Give the records again in full, exactly as they are.

START INPUT

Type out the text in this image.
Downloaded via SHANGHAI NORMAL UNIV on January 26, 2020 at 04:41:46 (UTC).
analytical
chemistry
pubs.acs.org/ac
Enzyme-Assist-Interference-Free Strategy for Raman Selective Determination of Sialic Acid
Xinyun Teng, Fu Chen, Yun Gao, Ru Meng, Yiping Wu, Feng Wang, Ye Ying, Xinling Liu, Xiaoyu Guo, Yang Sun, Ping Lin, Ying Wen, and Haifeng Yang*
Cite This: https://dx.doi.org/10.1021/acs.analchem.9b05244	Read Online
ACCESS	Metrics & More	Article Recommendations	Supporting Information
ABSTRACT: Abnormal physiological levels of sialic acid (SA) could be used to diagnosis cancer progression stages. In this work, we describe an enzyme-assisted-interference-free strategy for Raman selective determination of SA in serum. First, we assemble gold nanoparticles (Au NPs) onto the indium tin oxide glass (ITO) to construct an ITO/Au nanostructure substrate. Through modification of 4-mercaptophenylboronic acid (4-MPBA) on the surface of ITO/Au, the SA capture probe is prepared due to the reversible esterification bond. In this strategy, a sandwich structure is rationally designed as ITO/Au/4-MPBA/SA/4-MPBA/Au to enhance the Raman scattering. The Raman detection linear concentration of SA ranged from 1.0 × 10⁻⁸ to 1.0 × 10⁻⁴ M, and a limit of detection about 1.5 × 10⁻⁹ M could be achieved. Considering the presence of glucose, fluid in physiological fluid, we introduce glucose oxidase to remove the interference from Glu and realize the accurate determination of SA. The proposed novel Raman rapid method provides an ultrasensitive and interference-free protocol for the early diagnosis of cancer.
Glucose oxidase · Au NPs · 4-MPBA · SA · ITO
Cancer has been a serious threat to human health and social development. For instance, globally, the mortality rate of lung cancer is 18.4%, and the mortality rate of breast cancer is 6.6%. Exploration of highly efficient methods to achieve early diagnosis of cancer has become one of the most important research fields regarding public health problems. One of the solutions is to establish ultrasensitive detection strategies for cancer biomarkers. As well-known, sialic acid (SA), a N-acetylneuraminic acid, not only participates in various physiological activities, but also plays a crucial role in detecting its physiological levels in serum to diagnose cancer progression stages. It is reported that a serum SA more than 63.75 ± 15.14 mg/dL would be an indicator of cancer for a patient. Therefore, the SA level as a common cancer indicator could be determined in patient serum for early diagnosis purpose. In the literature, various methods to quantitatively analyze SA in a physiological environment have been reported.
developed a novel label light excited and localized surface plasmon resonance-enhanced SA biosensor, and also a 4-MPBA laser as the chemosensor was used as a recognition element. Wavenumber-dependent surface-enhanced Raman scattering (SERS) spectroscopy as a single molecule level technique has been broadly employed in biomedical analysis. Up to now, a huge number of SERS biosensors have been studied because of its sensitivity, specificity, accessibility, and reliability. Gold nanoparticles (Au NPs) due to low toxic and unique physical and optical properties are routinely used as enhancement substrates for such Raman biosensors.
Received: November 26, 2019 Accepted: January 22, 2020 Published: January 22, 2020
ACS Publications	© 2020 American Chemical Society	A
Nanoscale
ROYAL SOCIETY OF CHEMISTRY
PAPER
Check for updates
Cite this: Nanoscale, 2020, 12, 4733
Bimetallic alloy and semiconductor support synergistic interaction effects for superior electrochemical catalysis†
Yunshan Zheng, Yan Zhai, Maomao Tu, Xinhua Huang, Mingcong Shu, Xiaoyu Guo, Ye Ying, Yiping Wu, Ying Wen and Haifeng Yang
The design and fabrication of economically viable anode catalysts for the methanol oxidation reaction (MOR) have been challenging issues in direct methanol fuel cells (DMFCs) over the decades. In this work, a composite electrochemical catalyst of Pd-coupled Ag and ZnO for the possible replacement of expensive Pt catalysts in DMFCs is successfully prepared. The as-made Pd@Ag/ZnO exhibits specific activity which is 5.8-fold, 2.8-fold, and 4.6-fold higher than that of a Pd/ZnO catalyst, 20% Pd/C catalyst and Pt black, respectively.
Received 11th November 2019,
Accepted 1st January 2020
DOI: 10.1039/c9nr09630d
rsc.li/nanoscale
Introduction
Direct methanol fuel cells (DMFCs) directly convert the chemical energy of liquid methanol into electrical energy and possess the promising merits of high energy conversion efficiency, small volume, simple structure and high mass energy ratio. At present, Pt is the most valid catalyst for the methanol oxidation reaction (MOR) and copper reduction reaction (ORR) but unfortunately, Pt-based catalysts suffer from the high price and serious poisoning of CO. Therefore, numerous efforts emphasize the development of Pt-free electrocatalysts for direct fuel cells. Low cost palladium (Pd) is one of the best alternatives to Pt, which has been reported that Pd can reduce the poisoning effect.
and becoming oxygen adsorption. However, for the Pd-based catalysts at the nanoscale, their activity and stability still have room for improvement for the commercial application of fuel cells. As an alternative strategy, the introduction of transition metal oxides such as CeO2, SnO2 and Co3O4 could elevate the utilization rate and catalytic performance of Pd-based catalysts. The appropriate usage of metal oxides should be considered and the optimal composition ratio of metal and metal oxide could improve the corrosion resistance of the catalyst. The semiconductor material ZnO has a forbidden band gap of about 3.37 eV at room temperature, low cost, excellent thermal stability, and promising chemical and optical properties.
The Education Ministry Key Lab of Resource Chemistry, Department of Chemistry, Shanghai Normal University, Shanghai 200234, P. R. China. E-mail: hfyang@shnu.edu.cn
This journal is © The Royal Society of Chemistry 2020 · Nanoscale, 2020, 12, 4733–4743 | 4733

END INPUT

* _COMPLETED TASK_
Type out the text in this image.
Downloaded via SHANGHAI NORMAL UNIV on January 26, 2020 at 04:41:46 (UTC).
analytical
chemistry
pubs.acs.org/ac
Enzyme-Assist-Interference-Free Strategy for Raman Selective Determination of Sialic Acid
Xinyun Teng, Fu Chen, Yun Gao, Ru Meng, Yiping Wu, Feng Wang, Ye Ying, Xinling Liu, Xiaoyu Guo, Yang Sun, Ping Lin, Ying Wen, and Haifeng Yang*
Cite This: https://dx.doi.org/10.1021/acs.analchem.9b05244	Read Online
ACCESS	Metrics & More	Article Recommendations	Supporting Information
ABSTRACT: Abnormal physiological levels of sialic acid (SA) could be used to diagnosis cancer progression stages. In this work, we describe an enzyme-assisted-interference-free strategy for Raman selective determination of SA in serum. First, we assemble gold nanoparticles (Au NPs) onto the indium tin oxide glass (ITO) to construct an ITO/Au nanostructure substrate. Through modification of 4-mercaptophenylboronic acid (4-MPBA) on the surface of ITO/Au, the SA capture probe is prepared due to the reversible esterification bond. In this strategy, a sandwich structure is rationally designed as ITO/Au/4-MPBA/SA/4-MPBA/Au to enhance the Raman scattering. The Raman detection linear concentration of SA ranged from 1.0 × 10⁻⁸ to 1.0 × 10⁻⁴ M, and a limit of detection about 1.5 × 10⁻⁹ M could be achieved. Considering the presence of glucose, fluid in physiological fluid, we introduce glucose oxidase to remove the interference from Glu and realize the accurate determination of SA. The proposed novel Raman rapid method provides an ultrasensitive and interference-free protocol for the early diagnosis of cancer.
Glucose oxidase · Au NPs · 4-MPBA · SA · ITO
Cancer has been a serious threat to human health and social development. For instance, globally, the mortality rate of lung cancer is 18.4%, and the mortality rate of breast cancer is 6.6%. Exploration of highly efficient methods to achieve early diagnosis of cancer has become one of the most important research fields regarding public health problems. One of the solutions is to establish ultrasensitive detection strategies for cancer biomarkers. As well-known, sialic acid (SA), a N-acetylneuraminic acid, not only participates in various physiological activities, but also plays a crucial role in detecting its physiological levels in serum to diagnose cancer progression stages. It is reported that a serum SA more than 63.75 ± 15.14 mg/dL would be an indicator of cancer for a patient. Therefore, the SA level as a common cancer indicator could be determined in patient serum for early diagnosis purpose. In the literature, various methods to quantitatively analyze SA in a physiological environment have been reported.
developed a novel label light excited and localized surface plasmon resonance-enhanced SA biosensor, and also a 4-MPBA laser as the chemosensor was used as a recognition element. Wavenumber-dependent surface-enhanced Raman scattering (SERS) spectroscopy as a single molecule level technique has been broadly employed in biomedical analysis. Up to now, a huge number of SERS biosensors have been studied because of its sensitivity, specificity, accessibility, and reliability. Gold nanoparticles (Au NPs) due to low toxic and unique physical and optical properties are routinely used as enhancement substrates for such Raman biosensors.
Received: November 26, 2019 Accepted: January 22, 2020 Published: January 22, 2020
ACS Publications	© 2020 American Chemical Society	A
Nanoscale
ROYAL SOCIETY OF CHEMISTRY
PAPER
Check for updates
Cite this: Nanoscale, 2020, 12, 4733
Bimetallic alloy and semiconductor support synergistic interaction effects for superior electrochemical catalysis†
Yunshan Zheng, Yan Zhai, Maomao Tu, Xinhua Huang, Mingcong Shu, Xiaoyu Guo, Ye Ying, Yiping Wu, Ying Wen and Haifeng Yang
The design and fabrication of economically viable anode catalysts for the methanol oxidation reaction (MOR) have been challenging issues in direct methanol fuel cells (DMFCs) over the decades. In this work, a composite electrochemical catalyst of Pd-coupled Ag and ZnO for the possible replacement of expensive Pt catalysts in DMFCs is successfully prepared. The as-made Pd@Ag/ZnO exhibits specific activity which is 5.8-fold, 2.8-fold, and 4.6-fold higher than that of a Pd/ZnO catalyst, 20% Pd/C catalyst and Pt black, respectively.
Received 11th November 2019,
Accepted 1st January 2020
DOI: 10.1039/c9nr09630d
rsc.li/nanoscale
Introduction
Direct methanol fuel cells (DMFCs) directly convert the chemical energy of liquid methanol into electrical energy and possess the promising merits of high energy conversion efficiency, small volume, simple structure and high mass energy ratio. At present, Pt is the most valid catalyst for the methanol oxidation reaction (MOR) and copper reduction reaction (ORR) but unfortunately, Pt-based catalysts suffer from the high price and serious poisoning of CO. Therefore, numerous efforts emphasize the development of Pt-free electrocatalysts for direct fuel cells. Low cost palladium (Pd) is one of the best alternatives to Pt, which has been reported that Pd can reduce the poisoning effect.
and becoming oxygen adsorption. However, for the Pd-based catalysts at the nanoscale, their activity and stability still have room for improvement for the commercial application of fuel cells. As an alternative strategy, the introduction of transition metal oxides such as CeO2, SnO2 and Co3O4 could elevate the utilization rate and catalytic performance of Pd-based catalysts. The appropriate usage of metal oxides should be considered and the optimal composition ratio of metal and metal oxide could improve the corrosion resistance of the catalyst. The semiconductor material ZnO has a forbidden band gap of about 3.37 eV at room temperature, low cost, excellent thermal stability, and promising chemical and optical properties.
The Education Ministry Key Lab of Resource Chemistry, Department of Chemistry, Shanghai Normal University, Shanghai 200234, P. R. China. E-mail: hfyang@shnu.edu.cn
This journal is © The Royal Society of Chemistry 2020 · Nanoscale, 2020, 12, 4733–4743 | 4733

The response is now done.